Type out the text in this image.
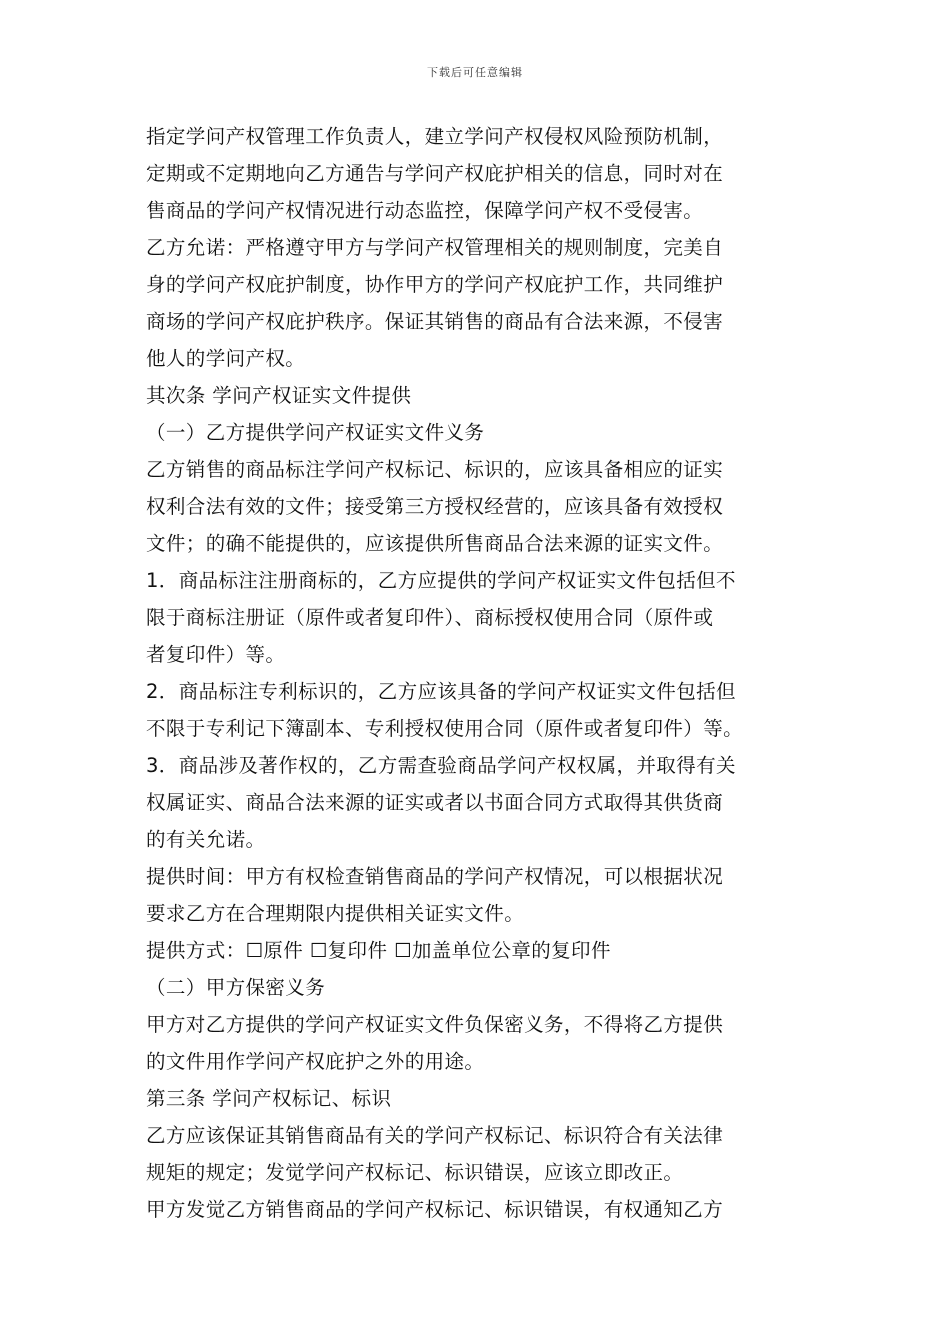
下载后可任意编辑
指定学问产权管理工作负责人，建立学问产权侵权风险预防机制，
定期或不定期地向乙方通告与学问产权庇护相关的信息，同时对在
售商品的学问产权情况进行动态监控，保障学问产权不受侵害。
乙方允诺：严格遵守甲方与学问产权管理相关的规则制度，完美自
身的学问产权庇护制度，协作甲方的学问产权庇护工作，共同维护
商场的学问产权庇护秩序。保证其销售的商品有合法来源，不侵害
他人的学问产权。
其次条 学问产权证实文件提供
（一）乙方提供学问产权证实文件义务
乙方销售的商品标注学问产权标记、标识的，应该具备相应的证实
权利合法有效的文件；接受第三方授权经营的，应该具备有效授权
文件；的确不能提供的，应该提供所售商品合法来源的证实文件。
1．商品标注注册商标的，乙方应提供的学问产权证实文件包括但不
限于商标注册证（原件或者复印件）、商标授权使用合同（原件或
者复印件）等。
2．商品标注专利标识的，乙方应该具备的学问产权证实文件包括但
不限于专利记下簿副本、专利授权使用合同（原件或者复印件）等。
3．商品涉及著作权的，乙方需查验商品学问产权权属，并取得有关
权属证实、商品合法来源的证实或者以书面合同方式取得其供货商
的有关允诺。
提供时间：甲方有权检查销售商品的学问产权情况，可以根据状况
要求乙方在合理期限内提供相关证实文件。
提供方式：☐原件 ☐复印件 ☐加盖单位公章的复印件
（二）甲方保密义务
甲方对乙方提供的学问产权证实文件负保密义务，不得将乙方提供
的文件用作学问产权庇护之外的用途。
第三条 学问产权标记、标识
乙方应该保证其销售商品有关的学问产权标记、标识符合有关法律
规矩的规定；发觉学问产权标记、标识错误，应该立即改正。
甲方发觉乙方销售商品的学问产权标记、标识错误，有权通知乙方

────────────────

Omitting all images, print the listing exactly.

◆ Exercise output
Type out the text in this image.
下载后可任意编辑
指定学问产权管理工作负责人，建立学问产权侵权风险预防机制，
定期或不定期地向乙方通告与学问产权庇护相关的信息，同时对在
售商品的学问产权情况进行动态监控，保障学问产权不受侵害。
乙方允诺：严格遵守甲方与学问产权管理相关的规则制度，完美自
身的学问产权庇护制度，协作甲方的学问产权庇护工作，共同维护
商场的学问产权庇护秩序。保证其销售的商品有合法来源，不侵害
他人的学问产权。
其次条 学问产权证实文件提供
（一）乙方提供学问产权证实文件义务
乙方销售的商品标注学问产权标记、标识的，应该具备相应的证实
权利合法有效的文件；接受第三方授权经营的，应该具备有效授权
文件；的确不能提供的，应该提供所售商品合法来源的证实文件。
1．商品标注注册商标的，乙方应提供的学问产权证实文件包括但不
限于商标注册证（原件或者复印件）、商标授权使用合同（原件或
者复印件）等。
2．商品标注专利标识的，乙方应该具备的学问产权证实文件包括但
不限于专利记下簿副本、专利授权使用合同（原件或者复印件）等。
3．商品涉及著作权的，乙方需查验商品学问产权权属，并取得有关
权属证实、商品合法来源的证实或者以书面合同方式取得其供货商
的有关允诺。
提供时间：甲方有权检查销售商品的学问产权情况，可以根据状况
要求乙方在合理期限内提供相关证实文件。
提供方式：☐原件 ☐复印件 ☐加盖单位公章的复印件
（二）甲方保密义务
甲方对乙方提供的学问产权证实文件负保密义务，不得将乙方提供
的文件用作学问产权庇护之外的用途。
第三条 学问产权标记、标识
乙方应该保证其销售商品有关的学问产权标记、标识符合有关法律
规矩的规定；发觉学问产权标记、标识错误，应该立即改正。
甲方发觉乙方销售商品的学问产权标记、标识错误，有权通知乙方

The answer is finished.